◆ Directions
Reproduce all entries precisely, down to the last character.

================================

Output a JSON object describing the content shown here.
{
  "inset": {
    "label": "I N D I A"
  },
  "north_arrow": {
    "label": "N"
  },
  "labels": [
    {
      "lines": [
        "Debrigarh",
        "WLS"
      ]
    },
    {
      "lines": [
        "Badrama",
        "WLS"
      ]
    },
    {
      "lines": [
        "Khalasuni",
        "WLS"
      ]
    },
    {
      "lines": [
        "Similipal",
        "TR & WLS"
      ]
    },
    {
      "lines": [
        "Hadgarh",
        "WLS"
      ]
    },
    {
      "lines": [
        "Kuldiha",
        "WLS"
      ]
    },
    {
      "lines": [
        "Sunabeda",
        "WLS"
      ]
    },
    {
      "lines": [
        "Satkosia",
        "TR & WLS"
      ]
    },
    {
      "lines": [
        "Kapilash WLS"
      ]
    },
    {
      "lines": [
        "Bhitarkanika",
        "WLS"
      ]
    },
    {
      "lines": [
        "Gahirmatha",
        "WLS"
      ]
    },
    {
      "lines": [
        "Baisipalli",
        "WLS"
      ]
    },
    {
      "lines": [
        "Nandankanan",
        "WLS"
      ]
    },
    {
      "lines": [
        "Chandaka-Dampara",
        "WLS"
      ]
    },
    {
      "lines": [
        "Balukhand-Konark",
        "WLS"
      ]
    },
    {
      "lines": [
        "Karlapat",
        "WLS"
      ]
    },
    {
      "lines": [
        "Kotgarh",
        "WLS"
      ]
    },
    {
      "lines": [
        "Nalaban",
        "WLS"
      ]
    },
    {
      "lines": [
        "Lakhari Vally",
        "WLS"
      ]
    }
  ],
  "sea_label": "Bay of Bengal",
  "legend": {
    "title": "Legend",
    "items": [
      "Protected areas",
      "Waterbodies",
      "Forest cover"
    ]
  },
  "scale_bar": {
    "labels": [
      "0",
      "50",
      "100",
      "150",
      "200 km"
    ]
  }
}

================================

◆ Answer below
Output a JSON object describing the content shown here.
{
  "inset": {
    "label": "I N D I A"
  },
  "north_arrow": {
    "label": "N"
  },
  "labels": [
    {
      "lines": [
        "Debrigarh",
        "WLS"
      ]
    },
    {
      "lines": [
        "Badrama",
        "WLS"
      ]
    },
    {
      "lines": [
        "Khalasuni",
        "WLS"
      ]
    },
    {
      "lines": [
        "Similipal",
        "TR & WLS"
      ]
    },
    {
      "lines": [
        "Hadgarh",
        "WLS"
      ]
    },
    {
      "lines": [
        "Kuldiha",
        "WLS"
      ]
    },
    {
      "lines": [
        "Sunabeda",
        "WLS"
      ]
    },
    {
      "lines": [
        "Satkosia",
        "TR & WLS"
      ]
    },
    {
      "lines": [
        "Kapilash WLS"
      ]
    },
    {
      "lines": [
        "Bhitarkanika",
        "WLS"
      ]
    },
    {
      "lines": [
        "Gahirmatha",
        "WLS"
      ]
    },
    {
      "lines": [
        "Baisipalli",
        "WLS"
      ]
    },
    {
      "lines": [
        "Nandankanan",
        "WLS"
      ]
    },
    {
      "lines": [
        "Chandaka-Dampara",
        "WLS"
      ]
    },
    {
      "lines": [
        "Balukhand-Konark",
        "WLS"
      ]
    },
    {
      "lines": [
        "Karlapat",
        "WLS"
      ]
    },
    {
      "lines": [
        "Kotgarh",
        "WLS"
      ]
    },
    {
      "lines": [
        "Nalaban",
        "WLS"
      ]
    },
    {
      "lines": [
        "Lakhari Vally",
        "WLS"
      ]
    }
  ],
  "sea_label": "Bay of Bengal",
  "legend": {
    "title": "Legend",
    "items": [
      "Protected areas",
      "Waterbodies",
      "Forest cover"
    ]
  },
  "scale_bar": {
    "labels": [
      "0",
      "50",
      "100",
      "150",
      "200 km"
    ]
  }
}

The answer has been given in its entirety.